◆ Task prompt:
Resume the passage about the ban on flavored cigarettes after its last sentence and continue it.

The Family Smoking Prevention and Tobacco Control Act has now banned all flavored (that means clove!) cigarettes — with the curious exception of menthol — as they are considered more appealing to teenagers and thus a “gateway cigarette.” Has Poland been invaded? Must all we freedom-loving smokers unite to take down what 20 years of appeasement have brought us?
But I’ve never even smoked a cigarette. I don’t like their cheap, chopped-up tobacco, their paper wrappers, or their intrusive filters. I don’t like their added chemicals, exorbitant cost or addictive qualities. In fact, a lot of family and friends have died from cigarette addiction. Moreover, the legislators are right: Adults don’t smoke cloves. While I’m sure they’re delicious, these crackly treats generally fall out of fashion after the NYU graduation ceremony. But not even all flavored sticks are illegal: Smokers who don’t like the taste of tobacco can still smoke menthol!

◆ Dataset content:
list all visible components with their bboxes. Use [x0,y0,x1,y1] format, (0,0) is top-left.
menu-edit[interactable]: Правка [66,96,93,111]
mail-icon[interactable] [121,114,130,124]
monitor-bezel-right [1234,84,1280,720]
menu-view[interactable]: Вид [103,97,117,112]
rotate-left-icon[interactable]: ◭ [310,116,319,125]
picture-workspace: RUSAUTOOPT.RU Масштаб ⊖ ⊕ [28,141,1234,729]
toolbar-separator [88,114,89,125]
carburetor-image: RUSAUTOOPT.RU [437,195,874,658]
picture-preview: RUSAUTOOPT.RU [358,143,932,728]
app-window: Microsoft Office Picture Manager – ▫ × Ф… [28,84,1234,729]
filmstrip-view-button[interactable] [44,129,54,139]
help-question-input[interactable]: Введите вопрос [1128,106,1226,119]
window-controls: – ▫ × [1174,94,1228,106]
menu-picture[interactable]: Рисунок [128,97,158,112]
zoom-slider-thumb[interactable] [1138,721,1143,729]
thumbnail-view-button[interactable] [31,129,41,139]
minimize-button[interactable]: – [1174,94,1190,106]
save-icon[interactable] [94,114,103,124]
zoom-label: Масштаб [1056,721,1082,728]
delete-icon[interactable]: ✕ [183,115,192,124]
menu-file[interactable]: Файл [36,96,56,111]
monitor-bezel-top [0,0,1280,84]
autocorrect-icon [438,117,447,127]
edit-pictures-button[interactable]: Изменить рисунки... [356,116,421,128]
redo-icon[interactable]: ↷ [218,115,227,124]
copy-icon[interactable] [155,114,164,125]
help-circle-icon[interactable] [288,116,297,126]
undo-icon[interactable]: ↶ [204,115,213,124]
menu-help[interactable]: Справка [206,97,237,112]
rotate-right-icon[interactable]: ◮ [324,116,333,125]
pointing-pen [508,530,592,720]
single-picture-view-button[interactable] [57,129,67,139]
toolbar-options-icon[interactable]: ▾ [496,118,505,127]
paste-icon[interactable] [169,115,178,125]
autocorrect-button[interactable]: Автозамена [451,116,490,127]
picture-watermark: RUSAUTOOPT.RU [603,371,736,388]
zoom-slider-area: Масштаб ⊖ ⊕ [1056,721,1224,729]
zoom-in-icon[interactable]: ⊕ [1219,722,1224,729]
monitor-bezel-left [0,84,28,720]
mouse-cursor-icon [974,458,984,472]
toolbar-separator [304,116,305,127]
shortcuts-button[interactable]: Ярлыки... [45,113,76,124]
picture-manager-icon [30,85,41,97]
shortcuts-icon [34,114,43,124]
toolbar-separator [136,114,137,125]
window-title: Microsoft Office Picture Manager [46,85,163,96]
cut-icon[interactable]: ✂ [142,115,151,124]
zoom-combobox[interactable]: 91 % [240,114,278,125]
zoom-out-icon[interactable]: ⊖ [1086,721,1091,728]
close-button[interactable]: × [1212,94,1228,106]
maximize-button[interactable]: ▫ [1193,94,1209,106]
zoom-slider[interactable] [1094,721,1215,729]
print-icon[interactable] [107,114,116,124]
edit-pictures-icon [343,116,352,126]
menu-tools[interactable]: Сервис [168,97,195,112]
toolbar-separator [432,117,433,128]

◆ Result of this task:
When we cigar enthusiasts smoke, we do so for pleasure and relaxation, not for addiction and peer pressure. We take smoke into our mouths, swirl it around and release it into the air; we do not force it into our lungs until it finally squirms its way into our blood streams. Sure, we may unite with cigarette smokers when their interests align with ours; Stalin looks pretty good when Hitler’s on the march. This does not mean, however, that we agree with Stalin, and our frequent strategic alliance should not be confused for a homogenous bloc. Let’s puff our cigars, and let us leave the nicotine-addicted child off our consciences. Give the legislators their due victory, lest they come for us innocently bystanding cigar smokers, too.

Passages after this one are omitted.